Extracted data entries:
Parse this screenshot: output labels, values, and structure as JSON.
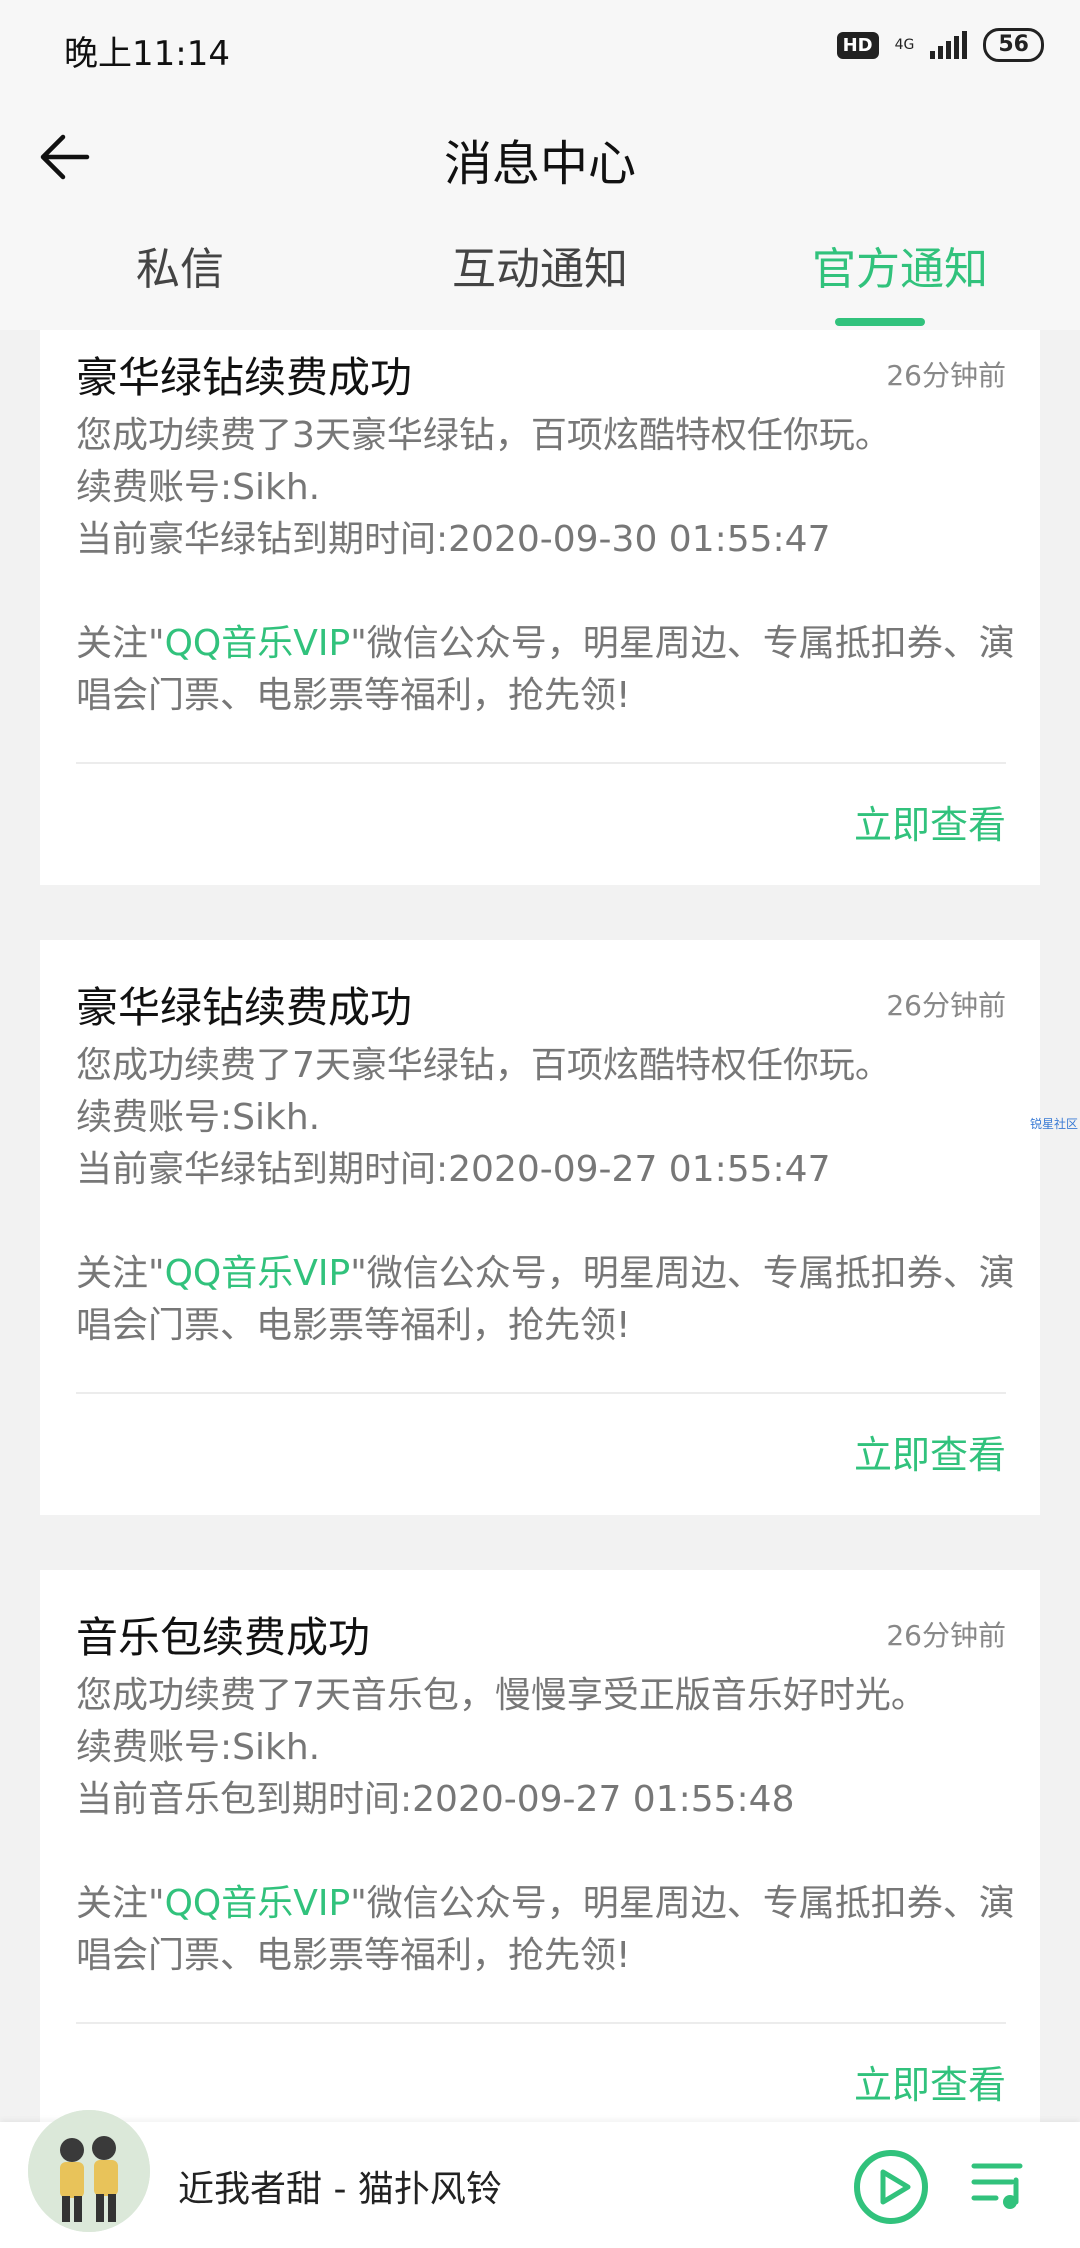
{
  "status_bar": {
    "time": "晚上11:14",
    "hd": "HD",
    "network": "4G",
    "battery": "56"
  },
  "header": {
    "title": "消息中心",
    "back_icon": "arrow-left-icon"
  },
  "tabs": [
    {
      "label": "私信",
      "active": false
    },
    {
      "label": "互动通知",
      "active": false
    },
    {
      "label": "官方通知",
      "active": true
    }
  ],
  "accent_color": "#31c27c",
  "cards": [
    {
      "title": "豪华绿钻续费成功",
      "time": "26分钟前",
      "line1": "您成功续费了3天豪华绿钻，百项炫酷特权任你玩。",
      "line2": "续费账号:Sikh.",
      "line3": "当前豪华绿钻到期时间:2020-09-30 01:55:47",
      "promo_prefix": "关注\"",
      "promo_highlight": "QQ音乐VIP",
      "promo_suffix": "\"微信公众号，明星周边、专属抵扣券、演唱会门票、电影票等福利，抢先领!",
      "action": "立即查看"
    },
    {
      "title": "豪华绿钻续费成功",
      "time": "26分钟前",
      "line1": "您成功续费了7天豪华绿钻，百项炫酷特权任你玩。",
      "line2": "续费账号:Sikh.",
      "line3": "当前豪华绿钻到期时间:2020-09-27 01:55:47",
      "promo_prefix": "关注\"",
      "promo_highlight": "QQ音乐VIP",
      "promo_suffix": "\"微信公众号，明星周边、专属抵扣券、演唱会门票、电影票等福利，抢先领!",
      "action": "立即查看"
    },
    {
      "title": "音乐包续费成功",
      "time": "26分钟前",
      "line1": "您成功续费了7天音乐包，慢慢享受正版音乐好时光。",
      "line2": "续费账号:Sikh.",
      "line3": "当前音乐包到期时间:2020-09-27 01:55:48",
      "promo_prefix": "关注\"",
      "promo_highlight": "QQ音乐VIP",
      "promo_suffix": "\"微信公众号，明星周边、专属抵扣券、演唱会门票、电影票等福利，抢先领!",
      "action": "立即查看"
    }
  ],
  "side_mark": "锐星社区",
  "player": {
    "song": "近我者甜 - 猫扑风铃",
    "play_icon": "play-circle-icon",
    "playlist_icon": "playlist-icon"
  }
}
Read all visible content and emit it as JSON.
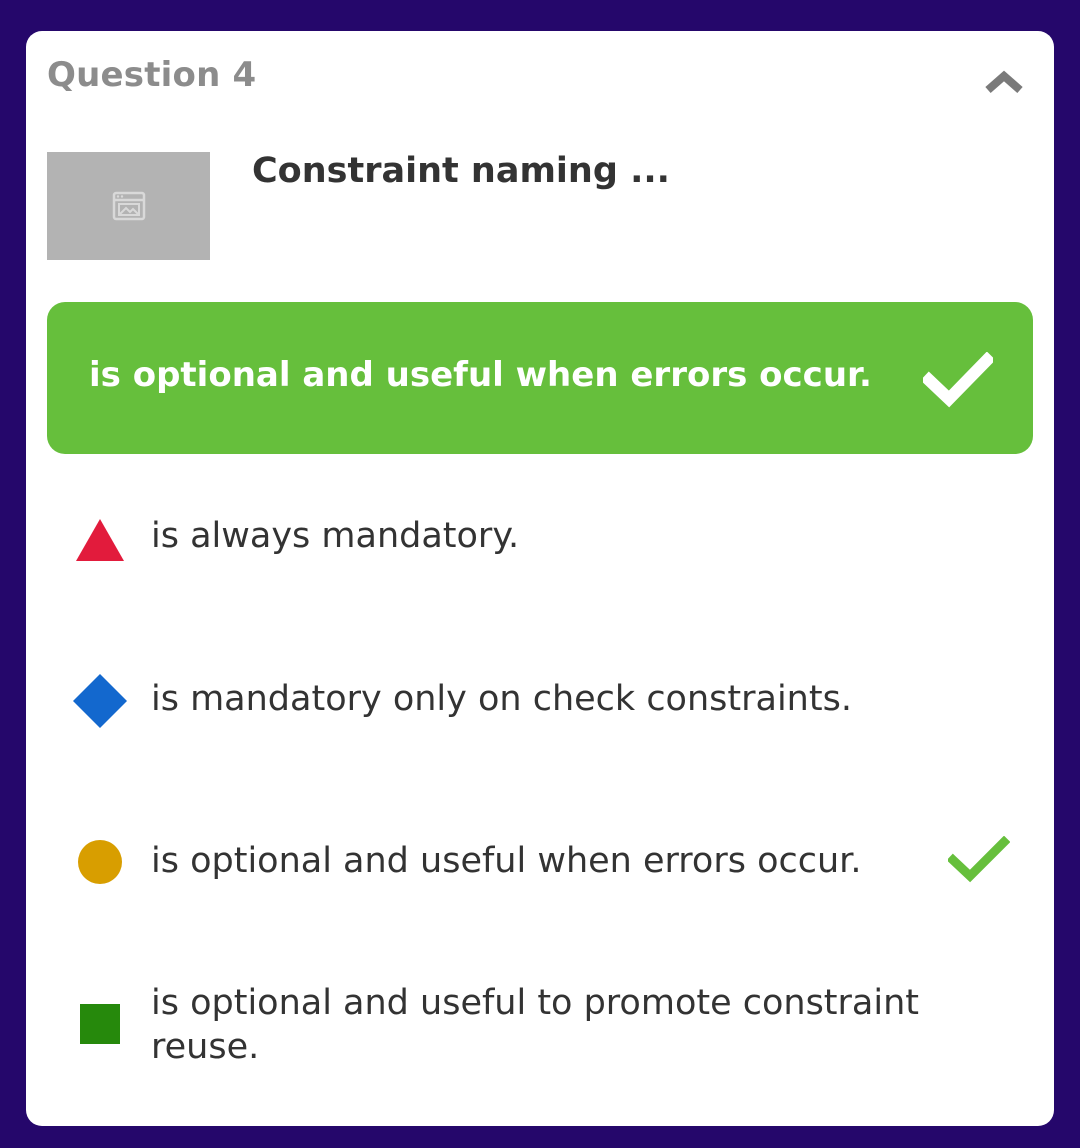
{
  "question": {
    "header": "Question 4",
    "text": "Constraint naming ...",
    "collapse_icon": "chevron-up-icon",
    "image_icon": "image-placeholder-icon"
  },
  "correct_answer": {
    "text": "is optional and useful when errors occur.",
    "icon": "check-icon",
    "color": "#66bf3c"
  },
  "options": [
    {
      "shape": "triangle",
      "color": "#e21b3c",
      "label": "is always mandatory.",
      "correct": false
    },
    {
      "shape": "diamond",
      "color": "#1368ce",
      "label": "is mandatory only on check constraints.",
      "correct": false
    },
    {
      "shape": "circle",
      "color": "#d89e00",
      "label": "is optional and useful when errors occur.",
      "correct": true
    },
    {
      "shape": "square",
      "color": "#26890c",
      "label": "is optional and useful to promote constraint reuse.",
      "correct": false
    }
  ],
  "colors": {
    "background": "#25076b",
    "card": "#ffffff",
    "header_text": "#8c8c8c",
    "body_text": "#333333"
  }
}
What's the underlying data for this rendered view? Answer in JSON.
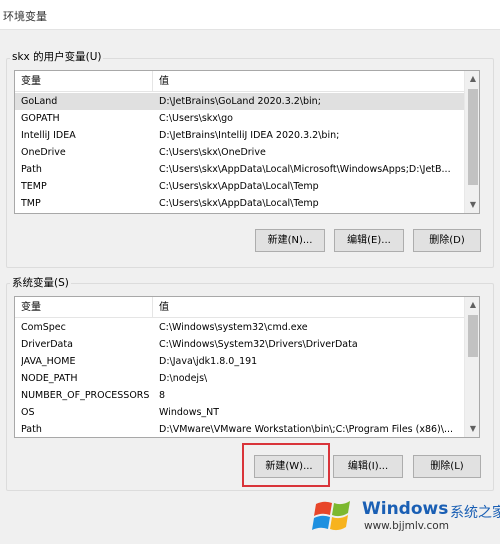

What you are asked to do ->
Write out each entry exactly as given, omitting any picture.

Problem solution ->
Parse this screenshot: output labels, values, and structure as JSON.
{
  "status_bar": {
    "time": "晚上11:14",
    "hd": "HD",
    "network": "4G",
    "battery": "56"
  },
  "header": {
    "title": "消息中心",
    "back_icon": "arrow-left-icon"
  },
  "tabs": [
    {
      "label": "私信",
      "active": false
    },
    {
      "label": "互动通知",
      "active": false
    },
    {
      "label": "官方通知",
      "active": true
    }
  ],
  "accent_color": "#31c27c",
  "cards": [
    {
      "title": "豪华绿钻续费成功",
      "time": "26分钟前",
      "line1": "您成功续费了3天豪华绿钻，百项炫酷特权任你玩。",
      "line2": "续费账号:Sikh.",
      "line3": "当前豪华绿钻到期时间:2020-09-30 01:55:47",
      "promo_prefix": "关注\"",
      "promo_highlight": "QQ音乐VIP",
      "promo_suffix": "\"微信公众号，明星周边、专属抵扣券、演唱会门票、电影票等福利，抢先领!",
      "action": "立即查看"
    },
    {
      "title": "豪华绿钻续费成功",
      "time": "26分钟前",
      "line1": "您成功续费了7天豪华绿钻，百项炫酷特权任你玩。",
      "line2": "续费账号:Sikh.",
      "line3": "当前豪华绿钻到期时间:2020-09-27 01:55:47",
      "promo_prefix": "关注\"",
      "promo_highlight": "QQ音乐VIP",
      "promo_suffix": "\"微信公众号，明星周边、专属抵扣券、演唱会门票、电影票等福利，抢先领!",
      "action": "立即查看"
    },
    {
      "title": "音乐包续费成功",
      "time": "26分钟前",
      "line1": "您成功续费了7天音乐包，慢慢享受正版音乐好时光。",
      "line2": "续费账号:Sikh.",
      "line3": "当前音乐包到期时间:2020-09-27 01:55:48",
      "promo_prefix": "关注\"",
      "promo_highlight": "QQ音乐VIP",
      "promo_suffix": "\"微信公众号，明星周边、专属抵扣券、演唱会门票、电影票等福利，抢先领!",
      "action": "立即查看"
    }
  ],
  "side_mark": "锐星社区",
  "player": {
    "song": "近我者甜 - 猫扑风铃",
    "play_icon": "play-circle-icon",
    "playlist_icon": "playlist-icon"
  }
}
Read all visible content and emit it as JSON.
{
  "question": {
    "header": "Question 4",
    "text": "Constraint naming ...",
    "collapse_icon": "chevron-up-icon",
    "image_icon": "image-placeholder-icon"
  },
  "correct_answer": {
    "text": "is optional and useful when errors occur.",
    "icon": "check-icon",
    "color": "#66bf3c"
  },
  "options": [
    {
      "shape": "triangle",
      "color": "#e21b3c",
      "label": "is always mandatory.",
      "correct": false
    },
    {
      "shape": "diamond",
      "color": "#1368ce",
      "label": "is mandatory only on check constraints.",
      "correct": false
    },
    {
      "shape": "circle",
      "color": "#d89e00",
      "label": "is optional and useful when errors occur.",
      "correct": true
    },
    {
      "shape": "square",
      "color": "#26890c",
      "label": "is optional and useful to promote constraint reuse.",
      "correct": false
    }
  ],
  "colors": {
    "background": "#25076b",
    "card": "#ffffff",
    "header_text": "#8c8c8c",
    "body_text": "#333333"
  }
}
What's the underlying data for this rendered view? Answer in JSON.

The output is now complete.